- **Task to complete**:
Write out the records below word for word, please.
:: Dataset rows
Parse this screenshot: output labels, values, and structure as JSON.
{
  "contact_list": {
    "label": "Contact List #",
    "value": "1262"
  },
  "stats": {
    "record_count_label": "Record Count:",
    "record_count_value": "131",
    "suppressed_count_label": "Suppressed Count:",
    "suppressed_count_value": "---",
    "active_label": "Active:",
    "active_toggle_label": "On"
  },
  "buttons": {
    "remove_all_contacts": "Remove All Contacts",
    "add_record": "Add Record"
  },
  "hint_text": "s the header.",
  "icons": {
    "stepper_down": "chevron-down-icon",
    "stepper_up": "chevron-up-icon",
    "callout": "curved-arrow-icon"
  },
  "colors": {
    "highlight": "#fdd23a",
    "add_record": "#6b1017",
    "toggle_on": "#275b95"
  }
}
::::
- **Solution for this exercise**:
Parse this screenshot: output labels, values, and structure as JSON.
{
  "contact_list": {
    "label": "Contact List #",
    "value": "1262"
  },
  "stats": {
    "record_count_label": "Record Count:",
    "record_count_value": "131",
    "suppressed_count_label": "Suppressed Count:",
    "suppressed_count_value": "---",
    "active_label": "Active:",
    "active_toggle_label": "On"
  },
  "buttons": {
    "remove_all_contacts": "Remove All Contacts",
    "add_record": "Add Record"
  },
  "hint_text": "s the header.",
  "icons": {
    "stepper_down": "chevron-down-icon",
    "stepper_up": "chevron-up-icon",
    "callout": "curved-arrow-icon"
  },
  "colors": {
    "highlight": "#fdd23a",
    "add_record": "#6b1017",
    "toggle_on": "#275b95"
  }
}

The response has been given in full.